One of the tricks of creativity is the believing in yourself trick. You have to believe in yourself order to create amazing work. But how do you believe in yourself until you’ve done the work? Are you delusional?
It’s a little bit of a left foot right foot thing. You believe in yourself for a minute. For some random reason. A waft of air blows in with some believing in yourself perfume on it. You happen to look great that day. Someone else believes in you. Then, with that energy, you do something wonderful. So you believe in yourself a little more. You decide to believe in yourself always. You gain confidence. You succeed, you learn, you grow, you get more confident.
Then you fail. You beat yourself up for failing. You doubt yourself. You start second guessing. You lie on the couch eating Halo. But at some point while you are plummeting you remember all creativity requires failure. You pat yourself on the back for knowing that. And you pick yourself up. Again. Fall seven times get up eight. And you remember that you are resilient. And you believe in yourself, and specifically you find yourself believing in your willingness and strength.
And now you have new pain to create from. Pain plus time equals comedy. So you get grateful for the pain.
But still you are broken. And then something happens. Maybe you watch something inspiring. Make someone laugh. Get an idea you are curious about. You get inspired to try again. And before you know it you get caught up in the work. You forget not to believe in yourself. It’s partly that. You forget to doubt.
Believing in yourself is a natural state of being. But we live in an unnatural world.
And why is it more imperative to deal with this if you identify as female? Why is it that gender identified as male humans, aka boys, seem to believe in themselves more? Not sure. Besides systemic misogyny of course.
In comedy clubs you see guys get off stage saying they killed. When they didn’t. You’re like I was in the room. I saw the set. i heard the laughs. You were fine. You did not kill. And you see chicks get off stage having done well. Lovely sets. Filled with doubts. Maybe they should quite comedy after all. Been there myself.
So there’s a gender gap in believing in yourself.
I once read that even a single tree outside a young girl’s window will increase her self confidence by like a trillion per cent. Ok google the number, I forget what it really was. But it was big. Huge. The size of a sequoia. I’ve wondered ever since why that might be. Did it have to do with stability? With learning patience from the tree? Did it have to do with the myriad life forms that a tree houses? The color green? Or is there some Freudian phallic reason?
Then on a walk today, through my tree filled Los Angeles neighborhood, spring blooms blooming, new green leaves showing off their genius, this thought popped into my head: a tree doesn’t have to learn to believe in itself.

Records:
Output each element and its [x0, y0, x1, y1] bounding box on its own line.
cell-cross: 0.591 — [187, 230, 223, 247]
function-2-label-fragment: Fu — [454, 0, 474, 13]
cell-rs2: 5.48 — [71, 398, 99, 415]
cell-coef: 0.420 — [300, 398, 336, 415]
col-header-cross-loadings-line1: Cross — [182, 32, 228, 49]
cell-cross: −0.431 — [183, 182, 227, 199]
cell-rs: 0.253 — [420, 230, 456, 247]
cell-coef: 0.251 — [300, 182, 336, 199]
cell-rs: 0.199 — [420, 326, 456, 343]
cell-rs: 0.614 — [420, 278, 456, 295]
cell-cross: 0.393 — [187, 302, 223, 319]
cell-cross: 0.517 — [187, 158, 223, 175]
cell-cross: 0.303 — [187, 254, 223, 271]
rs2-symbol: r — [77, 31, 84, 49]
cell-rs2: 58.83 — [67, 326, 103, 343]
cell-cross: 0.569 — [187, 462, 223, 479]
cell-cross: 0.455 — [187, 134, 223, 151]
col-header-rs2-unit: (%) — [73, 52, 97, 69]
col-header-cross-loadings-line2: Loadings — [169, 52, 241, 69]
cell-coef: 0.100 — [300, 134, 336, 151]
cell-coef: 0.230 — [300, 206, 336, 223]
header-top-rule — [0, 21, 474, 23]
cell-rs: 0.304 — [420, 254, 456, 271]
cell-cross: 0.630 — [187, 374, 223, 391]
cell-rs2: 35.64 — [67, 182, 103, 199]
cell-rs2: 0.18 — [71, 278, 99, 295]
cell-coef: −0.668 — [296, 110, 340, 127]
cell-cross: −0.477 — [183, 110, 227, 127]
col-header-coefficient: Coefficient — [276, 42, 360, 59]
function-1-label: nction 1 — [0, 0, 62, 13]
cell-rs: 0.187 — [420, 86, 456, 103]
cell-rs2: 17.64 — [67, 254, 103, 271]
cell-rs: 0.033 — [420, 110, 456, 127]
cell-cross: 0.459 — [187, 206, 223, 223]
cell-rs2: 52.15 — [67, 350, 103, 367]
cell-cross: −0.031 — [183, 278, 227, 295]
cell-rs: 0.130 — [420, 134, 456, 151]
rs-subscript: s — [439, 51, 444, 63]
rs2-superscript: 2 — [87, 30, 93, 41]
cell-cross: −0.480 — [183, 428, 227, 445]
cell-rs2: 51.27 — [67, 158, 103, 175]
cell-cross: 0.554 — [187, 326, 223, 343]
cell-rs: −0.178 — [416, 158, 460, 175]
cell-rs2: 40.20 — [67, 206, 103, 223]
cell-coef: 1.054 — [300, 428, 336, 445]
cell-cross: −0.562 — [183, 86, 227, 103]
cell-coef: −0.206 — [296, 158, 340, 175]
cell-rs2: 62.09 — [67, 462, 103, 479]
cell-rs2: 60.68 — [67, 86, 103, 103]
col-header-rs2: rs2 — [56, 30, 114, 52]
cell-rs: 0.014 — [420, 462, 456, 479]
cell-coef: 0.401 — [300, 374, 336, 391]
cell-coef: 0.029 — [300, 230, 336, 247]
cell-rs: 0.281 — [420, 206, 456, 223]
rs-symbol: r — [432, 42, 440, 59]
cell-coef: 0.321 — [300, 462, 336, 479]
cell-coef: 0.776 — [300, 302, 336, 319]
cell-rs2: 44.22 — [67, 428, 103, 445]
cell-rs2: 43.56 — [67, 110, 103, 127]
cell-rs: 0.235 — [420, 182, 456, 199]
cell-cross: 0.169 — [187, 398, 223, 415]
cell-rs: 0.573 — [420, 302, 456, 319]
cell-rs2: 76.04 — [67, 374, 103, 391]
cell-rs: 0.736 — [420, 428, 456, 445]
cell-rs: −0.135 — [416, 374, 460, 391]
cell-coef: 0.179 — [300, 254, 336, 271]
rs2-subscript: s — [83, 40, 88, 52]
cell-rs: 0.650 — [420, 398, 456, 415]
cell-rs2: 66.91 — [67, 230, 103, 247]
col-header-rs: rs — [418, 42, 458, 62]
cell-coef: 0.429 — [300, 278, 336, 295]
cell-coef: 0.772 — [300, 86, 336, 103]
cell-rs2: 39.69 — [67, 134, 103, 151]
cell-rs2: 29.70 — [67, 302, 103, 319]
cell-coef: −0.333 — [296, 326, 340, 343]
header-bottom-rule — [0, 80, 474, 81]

◆ Exercise brief ◆
In the essay on believing in yourself, reproduce word for word the passage starting at "In comedy clubs" and ending at "believing in yourself.". The rows that come after the essay are separate material with no connection to it.

◆ Result ◆
In comedy clubs you see guys get off stage saying they killed. When they didn’t. You’re like I was in the room. I saw the set. i heard the laughs. You were fine. You did not kill. And you see chicks get off stage having done well. Lovely sets. Filled with doubts. Maybe they should quite comedy after all. Been there myself.
So there’s a gender gap in believing in yourself.